* TASK TO COMPLETE
Locate the lines of the listing below that hold "Hong", then copy each of them.

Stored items
┌──

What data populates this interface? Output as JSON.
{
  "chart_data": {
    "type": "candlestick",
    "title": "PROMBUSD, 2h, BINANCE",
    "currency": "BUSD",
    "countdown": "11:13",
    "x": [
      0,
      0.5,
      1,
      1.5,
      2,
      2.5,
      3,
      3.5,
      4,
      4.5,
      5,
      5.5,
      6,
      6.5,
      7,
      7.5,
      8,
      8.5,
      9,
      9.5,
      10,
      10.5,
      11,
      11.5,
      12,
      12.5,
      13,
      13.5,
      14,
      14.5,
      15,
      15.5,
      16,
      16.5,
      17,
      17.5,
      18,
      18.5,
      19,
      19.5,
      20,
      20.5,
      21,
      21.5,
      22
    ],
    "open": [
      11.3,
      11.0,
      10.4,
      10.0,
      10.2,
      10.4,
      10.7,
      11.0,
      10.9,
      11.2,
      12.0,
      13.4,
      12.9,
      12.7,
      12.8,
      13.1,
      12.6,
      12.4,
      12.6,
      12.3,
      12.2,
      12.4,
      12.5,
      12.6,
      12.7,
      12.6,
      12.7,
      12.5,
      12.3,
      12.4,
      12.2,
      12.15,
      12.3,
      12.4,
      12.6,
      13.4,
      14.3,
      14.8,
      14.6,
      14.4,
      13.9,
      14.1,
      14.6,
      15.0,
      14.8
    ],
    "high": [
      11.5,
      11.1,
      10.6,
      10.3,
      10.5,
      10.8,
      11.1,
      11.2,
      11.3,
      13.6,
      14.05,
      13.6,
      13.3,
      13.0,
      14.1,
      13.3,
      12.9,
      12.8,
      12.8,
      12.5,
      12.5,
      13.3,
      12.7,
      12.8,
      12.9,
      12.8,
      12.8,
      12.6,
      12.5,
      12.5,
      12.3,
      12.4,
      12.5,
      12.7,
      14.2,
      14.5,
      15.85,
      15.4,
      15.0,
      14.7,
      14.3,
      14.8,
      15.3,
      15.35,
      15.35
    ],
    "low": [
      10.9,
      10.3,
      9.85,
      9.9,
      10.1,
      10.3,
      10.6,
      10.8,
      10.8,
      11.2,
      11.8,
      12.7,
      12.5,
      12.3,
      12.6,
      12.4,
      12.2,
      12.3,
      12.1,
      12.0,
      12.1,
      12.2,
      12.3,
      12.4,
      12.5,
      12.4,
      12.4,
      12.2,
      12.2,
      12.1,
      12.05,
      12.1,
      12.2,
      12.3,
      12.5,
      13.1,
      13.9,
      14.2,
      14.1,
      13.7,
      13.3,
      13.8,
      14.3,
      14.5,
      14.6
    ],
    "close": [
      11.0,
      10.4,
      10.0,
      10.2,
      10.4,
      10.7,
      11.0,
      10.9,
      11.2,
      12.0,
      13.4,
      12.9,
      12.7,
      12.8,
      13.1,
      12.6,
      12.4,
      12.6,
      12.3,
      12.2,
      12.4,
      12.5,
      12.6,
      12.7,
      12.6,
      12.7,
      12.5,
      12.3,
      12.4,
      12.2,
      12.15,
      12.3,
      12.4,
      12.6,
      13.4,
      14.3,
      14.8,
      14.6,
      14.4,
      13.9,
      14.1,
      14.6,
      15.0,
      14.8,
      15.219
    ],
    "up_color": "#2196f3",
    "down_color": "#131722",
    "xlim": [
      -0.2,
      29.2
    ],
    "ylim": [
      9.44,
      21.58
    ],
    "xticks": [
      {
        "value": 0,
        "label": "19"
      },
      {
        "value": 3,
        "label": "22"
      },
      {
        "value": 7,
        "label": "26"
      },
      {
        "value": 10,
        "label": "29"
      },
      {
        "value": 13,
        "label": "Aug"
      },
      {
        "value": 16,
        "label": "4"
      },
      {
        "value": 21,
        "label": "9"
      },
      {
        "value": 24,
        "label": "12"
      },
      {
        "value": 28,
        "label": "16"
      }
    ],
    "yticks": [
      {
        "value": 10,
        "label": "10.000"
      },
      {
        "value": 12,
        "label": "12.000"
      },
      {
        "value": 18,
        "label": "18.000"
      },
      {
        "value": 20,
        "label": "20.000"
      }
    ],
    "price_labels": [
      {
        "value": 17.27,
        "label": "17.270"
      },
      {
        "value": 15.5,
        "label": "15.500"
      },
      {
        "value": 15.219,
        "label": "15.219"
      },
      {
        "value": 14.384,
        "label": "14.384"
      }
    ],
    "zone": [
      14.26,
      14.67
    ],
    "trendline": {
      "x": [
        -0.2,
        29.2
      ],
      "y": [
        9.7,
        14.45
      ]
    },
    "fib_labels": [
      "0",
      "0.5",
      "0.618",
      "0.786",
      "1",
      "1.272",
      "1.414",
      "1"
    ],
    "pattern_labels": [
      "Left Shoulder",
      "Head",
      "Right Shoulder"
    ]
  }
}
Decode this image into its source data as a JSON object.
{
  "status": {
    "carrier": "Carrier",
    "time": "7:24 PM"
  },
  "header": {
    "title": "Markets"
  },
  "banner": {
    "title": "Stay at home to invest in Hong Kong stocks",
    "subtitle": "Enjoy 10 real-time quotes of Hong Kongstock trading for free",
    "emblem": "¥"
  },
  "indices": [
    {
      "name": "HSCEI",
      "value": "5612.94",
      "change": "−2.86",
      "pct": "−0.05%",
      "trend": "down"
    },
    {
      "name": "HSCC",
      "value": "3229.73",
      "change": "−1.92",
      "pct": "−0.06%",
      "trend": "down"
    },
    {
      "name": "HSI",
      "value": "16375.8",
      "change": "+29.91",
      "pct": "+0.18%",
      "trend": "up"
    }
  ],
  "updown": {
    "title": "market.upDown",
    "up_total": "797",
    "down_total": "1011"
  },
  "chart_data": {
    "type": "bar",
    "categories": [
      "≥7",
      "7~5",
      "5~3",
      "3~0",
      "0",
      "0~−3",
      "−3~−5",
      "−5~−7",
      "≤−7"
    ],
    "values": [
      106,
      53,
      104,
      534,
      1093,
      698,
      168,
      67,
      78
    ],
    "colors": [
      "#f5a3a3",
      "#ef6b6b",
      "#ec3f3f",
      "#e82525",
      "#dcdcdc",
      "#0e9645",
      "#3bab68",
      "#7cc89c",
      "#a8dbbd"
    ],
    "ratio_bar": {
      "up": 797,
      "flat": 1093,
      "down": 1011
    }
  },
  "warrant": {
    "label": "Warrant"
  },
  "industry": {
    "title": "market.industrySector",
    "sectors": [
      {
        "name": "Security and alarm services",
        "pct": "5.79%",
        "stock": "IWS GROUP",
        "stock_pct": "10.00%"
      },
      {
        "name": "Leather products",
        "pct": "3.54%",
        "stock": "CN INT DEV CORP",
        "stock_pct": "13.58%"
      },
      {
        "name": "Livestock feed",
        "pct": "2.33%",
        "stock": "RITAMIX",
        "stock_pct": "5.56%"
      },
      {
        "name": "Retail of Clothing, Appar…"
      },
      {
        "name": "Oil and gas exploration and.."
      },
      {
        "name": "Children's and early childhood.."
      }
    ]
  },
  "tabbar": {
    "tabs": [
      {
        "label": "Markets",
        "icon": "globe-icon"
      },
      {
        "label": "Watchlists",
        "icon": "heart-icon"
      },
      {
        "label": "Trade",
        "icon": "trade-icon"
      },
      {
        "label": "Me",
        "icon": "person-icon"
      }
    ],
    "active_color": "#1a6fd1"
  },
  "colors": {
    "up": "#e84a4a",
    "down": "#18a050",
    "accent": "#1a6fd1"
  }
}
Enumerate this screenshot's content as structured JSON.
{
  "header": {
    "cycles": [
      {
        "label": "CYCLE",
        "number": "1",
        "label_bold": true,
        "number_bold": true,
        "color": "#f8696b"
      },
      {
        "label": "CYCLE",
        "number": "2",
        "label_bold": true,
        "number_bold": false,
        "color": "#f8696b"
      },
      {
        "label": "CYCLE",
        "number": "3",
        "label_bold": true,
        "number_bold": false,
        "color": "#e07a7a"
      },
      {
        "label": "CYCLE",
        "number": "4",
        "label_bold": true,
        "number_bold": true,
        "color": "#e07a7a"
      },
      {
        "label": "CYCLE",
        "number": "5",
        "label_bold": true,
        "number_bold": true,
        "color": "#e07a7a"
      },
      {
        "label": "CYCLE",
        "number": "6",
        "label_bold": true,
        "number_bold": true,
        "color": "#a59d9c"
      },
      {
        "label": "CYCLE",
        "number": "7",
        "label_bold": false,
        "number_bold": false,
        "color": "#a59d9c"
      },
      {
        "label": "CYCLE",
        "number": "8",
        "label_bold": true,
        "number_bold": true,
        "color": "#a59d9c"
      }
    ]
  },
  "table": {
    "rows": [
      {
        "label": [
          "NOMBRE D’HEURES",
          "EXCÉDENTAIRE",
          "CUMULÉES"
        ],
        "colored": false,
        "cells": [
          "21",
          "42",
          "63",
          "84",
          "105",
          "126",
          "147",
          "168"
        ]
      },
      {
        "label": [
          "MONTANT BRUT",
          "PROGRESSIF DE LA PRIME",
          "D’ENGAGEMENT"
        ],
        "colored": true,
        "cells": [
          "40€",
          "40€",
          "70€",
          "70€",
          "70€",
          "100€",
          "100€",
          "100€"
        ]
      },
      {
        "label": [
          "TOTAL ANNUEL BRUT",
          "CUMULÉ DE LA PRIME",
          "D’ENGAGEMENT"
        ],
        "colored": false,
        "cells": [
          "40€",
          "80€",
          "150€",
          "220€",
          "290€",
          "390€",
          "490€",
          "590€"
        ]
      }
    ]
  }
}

└──

* EXERCISE RESPONSE
    "title": "Stay at home to invest in Hong Kong stocks",
    "subtitle": "Enjoy 10 real-time quotes of Hong Kongstock trading for free",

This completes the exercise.